• YOUR INSTRUCTIONS: Check each line of the material. Copy those containing "включает".

____________________

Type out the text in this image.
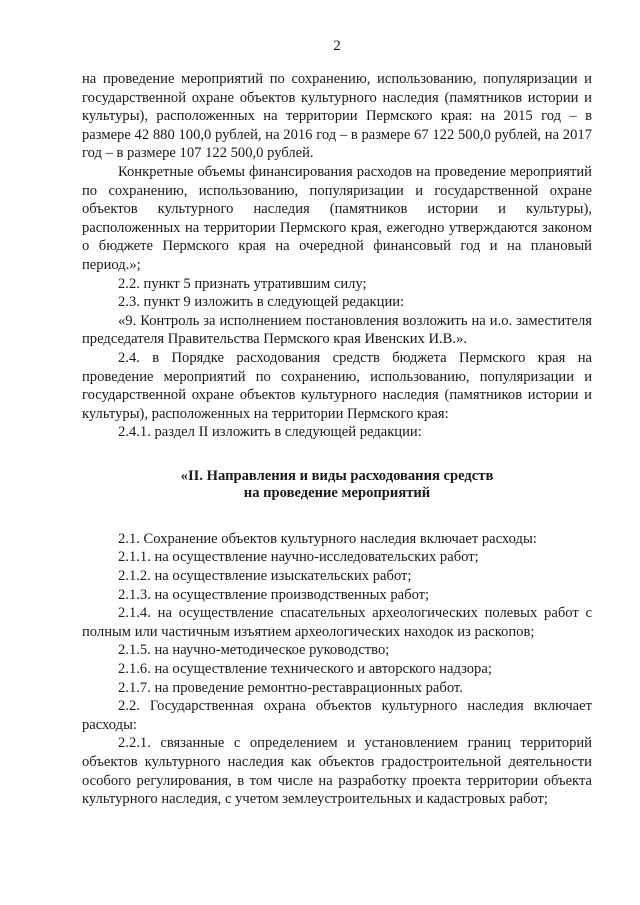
2

на проведение мероприятий по сохранению, использованию, популяризации и государственной охране объектов культурного наследия (памятников истории и культуры), расположенных на территории Пермского края: на 2015 год – в размере 42 880 100,0 рублей, на 2016 год – в размере 67 122 500,0 рублей, на 2017 год – в размере 107 122 500,0 рублей.

Конкретные объемы финансирования расходов на проведение мероприятий по сохранению, использованию, популяризации и государственной охране объектов культурного наследия (памятников истории и культуры), расположенных на территории Пермского края, ежегодно утверждаются законом о бюджете Пермского края на очередной финансовый год и на плановый период.»;

2.2. пункт 5 признать утратившим силу;

2.3. пункт 9 изложить в следующей редакции:

«9. Контроль за исполнением постановления возложить на и.о. заместителя председателя Правительства Пермского края Ивенских И.В.».

2.4. в Порядке расходования средств бюджета Пермского края на проведение мероприятий по сохранению, использованию, популяризации и государственной охране объектов культурного наследия (памятников истории и культуры), расположенных на территории Пермского края:

2.4.1. раздел II изложить в следующей редакции:

«II. Направления и виды расходования средств
на проведение мероприятий

2.1. Сохранение объектов культурного наследия включает расходы:

2.1.1. на осуществление научно-исследовательских работ;

2.1.2. на осуществление изыскательских работ;

2.1.3. на осуществление производственных работ;

2.1.4. на осуществление спасательных археологических полевых работ с полным или частичным изъятием археологических находок из раскопов;

2.1.5. на научно-методическое руководство;

2.1.6. на осуществление технического и авторского надзора;

2.1.7. на проведение ремонтно-реставрационных работ.

2.2. Государственная охрана объектов культурного наследия включает расходы:

2.2.1. связанные с определением и установлением границ территорий объектов культурного наследия как объектов градостроительной деятельности особого регулирования, в том числе на разработку проекта территории объекта культурного наследия, с учетом землеустроительных и кадастровых работ;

____________________

• THE SOLUTION:
2.1. Сохранение объектов культурного наследия включает расходы:
2.2. Государственная охрана объектов культурного наследия включает расходы:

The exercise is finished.